WRITTEN EXERCISE - Scan the material below for the string "thuyết", and copy every line where it shows up.

(Collection entries)
* * *

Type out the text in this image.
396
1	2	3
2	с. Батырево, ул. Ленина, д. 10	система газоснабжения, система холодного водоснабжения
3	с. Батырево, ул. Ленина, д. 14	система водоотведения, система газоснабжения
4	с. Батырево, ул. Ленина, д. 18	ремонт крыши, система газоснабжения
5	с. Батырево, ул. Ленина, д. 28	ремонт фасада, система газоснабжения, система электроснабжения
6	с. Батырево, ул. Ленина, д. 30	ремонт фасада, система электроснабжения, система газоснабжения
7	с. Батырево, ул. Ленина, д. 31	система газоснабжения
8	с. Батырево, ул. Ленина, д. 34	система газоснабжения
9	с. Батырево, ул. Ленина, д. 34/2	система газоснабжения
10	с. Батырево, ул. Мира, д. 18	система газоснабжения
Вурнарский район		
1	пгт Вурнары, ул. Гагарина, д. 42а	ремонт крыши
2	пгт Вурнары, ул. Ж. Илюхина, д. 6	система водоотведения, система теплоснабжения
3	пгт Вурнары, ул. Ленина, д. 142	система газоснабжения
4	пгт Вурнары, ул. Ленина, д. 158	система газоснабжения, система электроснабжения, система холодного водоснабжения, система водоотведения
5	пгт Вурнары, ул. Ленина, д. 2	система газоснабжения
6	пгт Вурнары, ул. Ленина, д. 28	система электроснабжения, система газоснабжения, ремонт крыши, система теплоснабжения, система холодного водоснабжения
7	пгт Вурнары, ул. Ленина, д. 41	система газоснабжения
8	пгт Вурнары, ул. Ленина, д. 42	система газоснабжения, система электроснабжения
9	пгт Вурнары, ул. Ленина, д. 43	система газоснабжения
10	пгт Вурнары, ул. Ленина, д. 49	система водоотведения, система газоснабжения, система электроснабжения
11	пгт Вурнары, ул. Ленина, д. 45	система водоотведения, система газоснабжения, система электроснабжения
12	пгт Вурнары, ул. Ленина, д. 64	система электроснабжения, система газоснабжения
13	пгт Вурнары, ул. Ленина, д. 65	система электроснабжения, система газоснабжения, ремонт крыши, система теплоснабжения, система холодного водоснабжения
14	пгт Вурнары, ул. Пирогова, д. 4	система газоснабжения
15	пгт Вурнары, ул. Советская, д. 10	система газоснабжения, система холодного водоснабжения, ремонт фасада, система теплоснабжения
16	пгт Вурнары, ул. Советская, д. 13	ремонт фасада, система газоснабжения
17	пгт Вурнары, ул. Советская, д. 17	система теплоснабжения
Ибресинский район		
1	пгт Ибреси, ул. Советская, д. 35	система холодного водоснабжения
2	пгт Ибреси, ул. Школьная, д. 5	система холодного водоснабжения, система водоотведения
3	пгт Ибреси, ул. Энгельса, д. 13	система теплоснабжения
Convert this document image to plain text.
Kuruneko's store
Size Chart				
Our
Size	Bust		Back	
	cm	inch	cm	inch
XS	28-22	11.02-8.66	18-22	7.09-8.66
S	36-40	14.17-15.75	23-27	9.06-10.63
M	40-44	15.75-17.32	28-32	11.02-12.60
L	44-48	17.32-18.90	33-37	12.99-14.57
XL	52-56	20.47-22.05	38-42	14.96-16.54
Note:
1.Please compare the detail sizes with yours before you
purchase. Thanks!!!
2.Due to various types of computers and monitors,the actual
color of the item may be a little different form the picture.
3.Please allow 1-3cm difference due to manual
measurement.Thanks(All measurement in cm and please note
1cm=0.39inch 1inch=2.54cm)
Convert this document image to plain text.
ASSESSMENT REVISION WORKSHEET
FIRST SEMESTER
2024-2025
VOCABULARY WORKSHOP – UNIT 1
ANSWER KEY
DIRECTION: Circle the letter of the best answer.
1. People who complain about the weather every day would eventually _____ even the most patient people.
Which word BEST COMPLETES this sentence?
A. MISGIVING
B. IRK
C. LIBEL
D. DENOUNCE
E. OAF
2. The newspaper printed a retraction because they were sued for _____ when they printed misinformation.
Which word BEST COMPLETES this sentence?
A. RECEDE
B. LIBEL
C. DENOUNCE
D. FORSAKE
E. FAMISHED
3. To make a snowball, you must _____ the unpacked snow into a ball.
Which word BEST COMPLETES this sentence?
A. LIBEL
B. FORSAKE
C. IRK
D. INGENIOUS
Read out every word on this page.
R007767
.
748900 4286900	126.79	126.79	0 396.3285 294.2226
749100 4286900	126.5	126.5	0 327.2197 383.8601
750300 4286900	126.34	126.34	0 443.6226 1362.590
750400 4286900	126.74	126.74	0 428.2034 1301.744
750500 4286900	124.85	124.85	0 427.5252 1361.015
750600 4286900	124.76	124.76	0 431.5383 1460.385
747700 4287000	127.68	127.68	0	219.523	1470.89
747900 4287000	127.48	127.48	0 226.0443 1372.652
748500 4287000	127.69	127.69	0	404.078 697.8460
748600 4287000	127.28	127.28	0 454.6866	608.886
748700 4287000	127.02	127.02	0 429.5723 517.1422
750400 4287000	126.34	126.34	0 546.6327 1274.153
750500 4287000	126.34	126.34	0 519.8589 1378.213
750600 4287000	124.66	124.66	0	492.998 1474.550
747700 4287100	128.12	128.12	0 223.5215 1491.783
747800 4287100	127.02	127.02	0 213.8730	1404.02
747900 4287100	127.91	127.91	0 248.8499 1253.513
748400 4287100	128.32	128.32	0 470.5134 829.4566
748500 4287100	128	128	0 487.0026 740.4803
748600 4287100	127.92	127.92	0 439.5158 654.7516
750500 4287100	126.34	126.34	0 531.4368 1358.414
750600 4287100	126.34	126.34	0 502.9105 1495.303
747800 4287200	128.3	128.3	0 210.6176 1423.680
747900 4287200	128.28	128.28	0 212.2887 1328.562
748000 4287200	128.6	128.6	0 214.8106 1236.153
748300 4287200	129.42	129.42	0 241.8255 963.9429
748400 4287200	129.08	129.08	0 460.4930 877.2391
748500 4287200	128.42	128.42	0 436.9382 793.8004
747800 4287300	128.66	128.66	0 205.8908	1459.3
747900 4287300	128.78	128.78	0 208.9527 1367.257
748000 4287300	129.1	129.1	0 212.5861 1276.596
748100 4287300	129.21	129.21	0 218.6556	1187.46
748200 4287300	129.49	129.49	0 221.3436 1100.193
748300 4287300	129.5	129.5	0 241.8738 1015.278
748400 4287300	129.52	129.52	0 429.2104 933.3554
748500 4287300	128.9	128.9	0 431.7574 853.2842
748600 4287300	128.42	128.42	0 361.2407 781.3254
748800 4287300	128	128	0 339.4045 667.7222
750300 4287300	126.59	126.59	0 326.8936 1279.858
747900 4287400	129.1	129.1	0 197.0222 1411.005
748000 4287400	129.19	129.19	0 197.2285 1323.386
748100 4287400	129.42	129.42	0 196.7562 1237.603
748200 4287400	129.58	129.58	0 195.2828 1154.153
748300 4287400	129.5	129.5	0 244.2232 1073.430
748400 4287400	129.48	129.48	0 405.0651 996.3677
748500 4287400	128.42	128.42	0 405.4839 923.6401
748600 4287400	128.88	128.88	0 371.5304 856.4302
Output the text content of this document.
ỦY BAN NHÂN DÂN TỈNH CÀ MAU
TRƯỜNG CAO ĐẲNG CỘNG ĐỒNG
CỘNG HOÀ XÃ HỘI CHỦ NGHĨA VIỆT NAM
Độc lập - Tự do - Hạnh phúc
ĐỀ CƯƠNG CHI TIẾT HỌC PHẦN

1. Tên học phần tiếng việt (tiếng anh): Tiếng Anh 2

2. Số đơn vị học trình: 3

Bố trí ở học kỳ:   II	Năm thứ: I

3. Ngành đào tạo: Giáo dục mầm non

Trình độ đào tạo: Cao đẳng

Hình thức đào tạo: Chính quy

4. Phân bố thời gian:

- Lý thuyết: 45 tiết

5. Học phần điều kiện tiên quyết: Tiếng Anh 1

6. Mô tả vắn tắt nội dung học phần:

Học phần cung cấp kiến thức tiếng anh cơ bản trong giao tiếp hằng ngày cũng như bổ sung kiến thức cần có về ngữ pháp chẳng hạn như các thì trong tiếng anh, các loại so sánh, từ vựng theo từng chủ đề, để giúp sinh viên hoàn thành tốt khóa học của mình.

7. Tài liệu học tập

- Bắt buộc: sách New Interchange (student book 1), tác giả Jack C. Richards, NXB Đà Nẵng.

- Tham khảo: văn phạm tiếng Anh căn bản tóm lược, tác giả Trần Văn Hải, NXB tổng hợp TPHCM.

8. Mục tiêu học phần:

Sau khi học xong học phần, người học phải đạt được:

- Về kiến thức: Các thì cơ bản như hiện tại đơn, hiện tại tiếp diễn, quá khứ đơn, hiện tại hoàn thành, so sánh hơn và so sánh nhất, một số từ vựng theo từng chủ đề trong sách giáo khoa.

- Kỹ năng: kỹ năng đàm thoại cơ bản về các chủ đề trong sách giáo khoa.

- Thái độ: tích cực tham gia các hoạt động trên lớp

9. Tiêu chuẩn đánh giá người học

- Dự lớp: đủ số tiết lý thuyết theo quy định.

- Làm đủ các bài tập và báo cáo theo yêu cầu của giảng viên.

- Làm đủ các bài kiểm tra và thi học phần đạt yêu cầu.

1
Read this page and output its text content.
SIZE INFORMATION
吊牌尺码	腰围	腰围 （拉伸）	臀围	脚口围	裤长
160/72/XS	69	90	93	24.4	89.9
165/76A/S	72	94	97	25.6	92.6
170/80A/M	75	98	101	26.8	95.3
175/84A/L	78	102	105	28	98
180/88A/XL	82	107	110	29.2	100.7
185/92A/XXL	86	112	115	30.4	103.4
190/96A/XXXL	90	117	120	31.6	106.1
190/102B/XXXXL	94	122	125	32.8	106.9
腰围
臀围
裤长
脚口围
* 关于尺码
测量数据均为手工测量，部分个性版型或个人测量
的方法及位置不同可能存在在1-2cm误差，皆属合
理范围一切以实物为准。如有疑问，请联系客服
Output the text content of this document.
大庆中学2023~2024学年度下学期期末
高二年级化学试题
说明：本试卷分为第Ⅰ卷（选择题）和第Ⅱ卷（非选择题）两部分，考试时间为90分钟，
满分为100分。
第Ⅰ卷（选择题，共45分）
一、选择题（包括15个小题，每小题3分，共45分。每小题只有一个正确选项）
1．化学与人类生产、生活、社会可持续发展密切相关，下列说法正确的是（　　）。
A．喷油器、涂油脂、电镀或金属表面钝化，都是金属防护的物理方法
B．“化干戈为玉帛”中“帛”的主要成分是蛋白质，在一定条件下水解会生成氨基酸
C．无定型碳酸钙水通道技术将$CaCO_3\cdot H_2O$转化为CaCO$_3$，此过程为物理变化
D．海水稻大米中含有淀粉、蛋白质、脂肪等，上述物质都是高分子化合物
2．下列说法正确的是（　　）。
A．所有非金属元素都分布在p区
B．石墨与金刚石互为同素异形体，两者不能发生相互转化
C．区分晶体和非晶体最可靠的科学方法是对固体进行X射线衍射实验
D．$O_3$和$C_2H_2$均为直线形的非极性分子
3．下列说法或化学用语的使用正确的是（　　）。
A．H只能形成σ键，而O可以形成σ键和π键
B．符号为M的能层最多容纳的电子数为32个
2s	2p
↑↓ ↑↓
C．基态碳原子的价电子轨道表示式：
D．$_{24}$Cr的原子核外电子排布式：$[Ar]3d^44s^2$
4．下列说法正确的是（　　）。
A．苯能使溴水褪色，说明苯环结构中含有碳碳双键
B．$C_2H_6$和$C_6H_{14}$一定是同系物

* * *

RESPONSE TO THIS EXERCISE -
- Lý thuyết: 45 tiết
- Dự lớp: đủ số tiết lý thuyết theo quy định.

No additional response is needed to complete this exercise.